**Passage provided:**
________________________________________

If you don’t have a copy yet, if you haven’t read it,  get with it, learn about gas migration and earthquakes, errrrr… seismic events  (copies are getting harder to find, price is going up, but I’m glad because it means that people are paying attention and reading this MUST READ book):

Khilyuk’s Gas Migration: Events Preceding Earthquakes

Earthquakes have becoming more and more common in Ohio, as in Arkansas, Pennsylvania, Oklahoma, and yes, there is a trend, a connection, and it’s GAS.  In this Youngstown, OH case, it’s related to injecting fracking waste into the ground near a fault.  How on earth did they get a permit to do this, anyone with half a brain would know that if you’re pumping in, there is bound to be a response!

Ohio’s “Are you ready for an earthquake?” page!


Here’s a sample, from the Columbus Dispatch:

State links quakes to work on wells

By  Joe Vardon
The Columbus Dispatch Sunday January 1, 2012 11:34 AM

The Kasich administration has put a temporary stop to the disposal of waste from oil and natural-gas drilling in wells within a 5-mile radius of a particular Youngstown well — a well believed to be the cause of 11 earthquakes since March, including a 4.0 quake that struck around 3 p.m. yesterday.

Officials from the Ohio Department of Natural Resources think that waste pumped into the Youngstown-area well, referred to as Northstar No. 1, has been seeping into a previously unknown fault line in eastern Ohio, causing the seismic activity. The moratorium, issued yesterday by Jim Zehringer, the Natural Resources Department’s director, affects four other injection wells.

“The 5-mile radius, we were told by our geologists, is an adequate buffer zone” for the fault line, Zehringer said. “There are four other wells, none of them active, but we’re not going to allow any activity to take place in these wells.”

Michael Hansen, of the Ohio Seismic Network, said that even though Northstar No. 1 was shut down Friday, there is still potential for more quakes, although the magnitude of yesterday’s quake may have relieved some of the pressure near the fault line.

There are 177 injection wells throughout the state. Zehringer and other officials, speaking on a New Year’s Eve conference call, said the single Youngstown well is the only one of its kind that’s been related to seismic activity since the state started using them in the 1970s.

Kasich officials also stressed that the months-long shaking in Youngstown is not a result of hydraulic fracking — a procedure used to extract oil and gas out of rock formations such as the Marcellus and Utica shale. Discoveries of oil and gas in the shale rock in eastern Ohio has sparked hopes for an economic boon in the state’s Appalachian region.

________________________________________

**Information:**
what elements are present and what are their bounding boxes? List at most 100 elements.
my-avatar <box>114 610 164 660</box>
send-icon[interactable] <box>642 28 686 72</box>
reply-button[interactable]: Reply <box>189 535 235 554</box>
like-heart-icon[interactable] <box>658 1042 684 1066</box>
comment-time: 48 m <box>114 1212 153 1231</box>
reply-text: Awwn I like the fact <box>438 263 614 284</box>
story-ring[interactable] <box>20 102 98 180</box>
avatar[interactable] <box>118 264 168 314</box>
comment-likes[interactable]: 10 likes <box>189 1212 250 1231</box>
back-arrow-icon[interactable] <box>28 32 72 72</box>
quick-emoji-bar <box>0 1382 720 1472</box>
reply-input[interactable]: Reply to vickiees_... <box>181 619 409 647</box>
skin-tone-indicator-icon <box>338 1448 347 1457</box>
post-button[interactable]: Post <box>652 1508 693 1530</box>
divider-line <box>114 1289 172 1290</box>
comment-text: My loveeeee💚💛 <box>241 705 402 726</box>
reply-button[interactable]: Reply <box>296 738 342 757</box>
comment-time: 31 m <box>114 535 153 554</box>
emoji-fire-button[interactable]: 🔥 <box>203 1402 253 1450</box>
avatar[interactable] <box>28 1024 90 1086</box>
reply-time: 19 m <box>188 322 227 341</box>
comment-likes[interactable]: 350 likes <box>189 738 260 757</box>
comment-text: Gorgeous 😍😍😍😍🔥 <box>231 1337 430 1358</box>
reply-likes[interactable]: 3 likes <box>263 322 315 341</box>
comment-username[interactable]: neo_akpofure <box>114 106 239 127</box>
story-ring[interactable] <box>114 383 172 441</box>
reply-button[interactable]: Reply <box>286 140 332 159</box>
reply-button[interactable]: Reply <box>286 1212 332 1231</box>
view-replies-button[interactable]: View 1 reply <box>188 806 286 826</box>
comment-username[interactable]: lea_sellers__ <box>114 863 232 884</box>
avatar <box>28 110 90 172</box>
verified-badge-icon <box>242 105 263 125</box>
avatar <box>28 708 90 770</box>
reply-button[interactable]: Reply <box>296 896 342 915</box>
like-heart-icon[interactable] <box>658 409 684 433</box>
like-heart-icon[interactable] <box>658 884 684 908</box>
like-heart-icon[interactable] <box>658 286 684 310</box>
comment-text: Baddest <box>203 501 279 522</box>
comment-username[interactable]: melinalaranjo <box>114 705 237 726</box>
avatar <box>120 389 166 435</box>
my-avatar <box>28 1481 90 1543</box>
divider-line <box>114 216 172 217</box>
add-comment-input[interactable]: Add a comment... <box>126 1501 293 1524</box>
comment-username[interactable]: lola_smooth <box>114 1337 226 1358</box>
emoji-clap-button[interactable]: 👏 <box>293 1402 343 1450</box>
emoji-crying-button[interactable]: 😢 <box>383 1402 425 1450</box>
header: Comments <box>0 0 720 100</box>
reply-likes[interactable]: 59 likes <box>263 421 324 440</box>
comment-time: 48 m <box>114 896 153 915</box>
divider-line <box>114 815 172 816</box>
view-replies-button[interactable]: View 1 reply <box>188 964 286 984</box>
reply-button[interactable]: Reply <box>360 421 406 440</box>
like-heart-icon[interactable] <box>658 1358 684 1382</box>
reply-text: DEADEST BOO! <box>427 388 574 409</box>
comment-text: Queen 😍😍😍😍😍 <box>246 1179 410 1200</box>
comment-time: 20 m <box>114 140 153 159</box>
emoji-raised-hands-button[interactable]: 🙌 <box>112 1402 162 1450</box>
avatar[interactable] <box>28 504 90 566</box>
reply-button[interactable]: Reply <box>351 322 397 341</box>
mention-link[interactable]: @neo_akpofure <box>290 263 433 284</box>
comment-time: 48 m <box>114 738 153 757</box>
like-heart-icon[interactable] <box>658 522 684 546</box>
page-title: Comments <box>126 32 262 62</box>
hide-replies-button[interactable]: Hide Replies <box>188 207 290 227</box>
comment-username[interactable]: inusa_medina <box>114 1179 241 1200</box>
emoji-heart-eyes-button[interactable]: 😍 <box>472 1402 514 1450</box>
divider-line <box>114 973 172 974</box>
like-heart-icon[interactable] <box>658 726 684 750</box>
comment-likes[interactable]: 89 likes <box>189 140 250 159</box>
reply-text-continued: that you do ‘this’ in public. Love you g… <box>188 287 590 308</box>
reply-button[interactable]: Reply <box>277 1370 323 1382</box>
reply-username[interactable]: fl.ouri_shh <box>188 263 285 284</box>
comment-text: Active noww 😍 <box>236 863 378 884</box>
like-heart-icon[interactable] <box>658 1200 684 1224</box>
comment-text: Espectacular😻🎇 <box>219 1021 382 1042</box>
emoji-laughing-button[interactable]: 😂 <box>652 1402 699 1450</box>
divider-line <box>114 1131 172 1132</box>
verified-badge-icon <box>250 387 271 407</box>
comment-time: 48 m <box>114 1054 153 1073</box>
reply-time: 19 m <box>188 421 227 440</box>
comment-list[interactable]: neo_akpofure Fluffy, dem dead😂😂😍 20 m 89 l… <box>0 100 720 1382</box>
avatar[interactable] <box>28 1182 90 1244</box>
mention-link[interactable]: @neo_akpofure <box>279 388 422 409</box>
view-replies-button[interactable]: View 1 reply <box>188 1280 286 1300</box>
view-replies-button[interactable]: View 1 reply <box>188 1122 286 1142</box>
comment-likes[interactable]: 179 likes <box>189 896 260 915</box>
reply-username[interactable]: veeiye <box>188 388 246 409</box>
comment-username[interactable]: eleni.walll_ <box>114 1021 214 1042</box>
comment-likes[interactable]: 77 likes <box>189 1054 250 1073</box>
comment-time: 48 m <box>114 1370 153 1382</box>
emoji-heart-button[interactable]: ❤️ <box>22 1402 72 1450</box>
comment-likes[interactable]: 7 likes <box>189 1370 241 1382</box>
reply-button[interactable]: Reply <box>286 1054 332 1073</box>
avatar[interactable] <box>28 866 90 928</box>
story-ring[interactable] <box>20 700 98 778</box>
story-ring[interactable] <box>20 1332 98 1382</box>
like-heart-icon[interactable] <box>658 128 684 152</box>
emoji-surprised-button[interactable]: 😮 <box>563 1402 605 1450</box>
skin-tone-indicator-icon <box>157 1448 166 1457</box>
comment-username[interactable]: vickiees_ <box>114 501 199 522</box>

________________________________________

In the passage about Ohio earthquakes, how many injection wells are there throughout the state?

**Result:** 177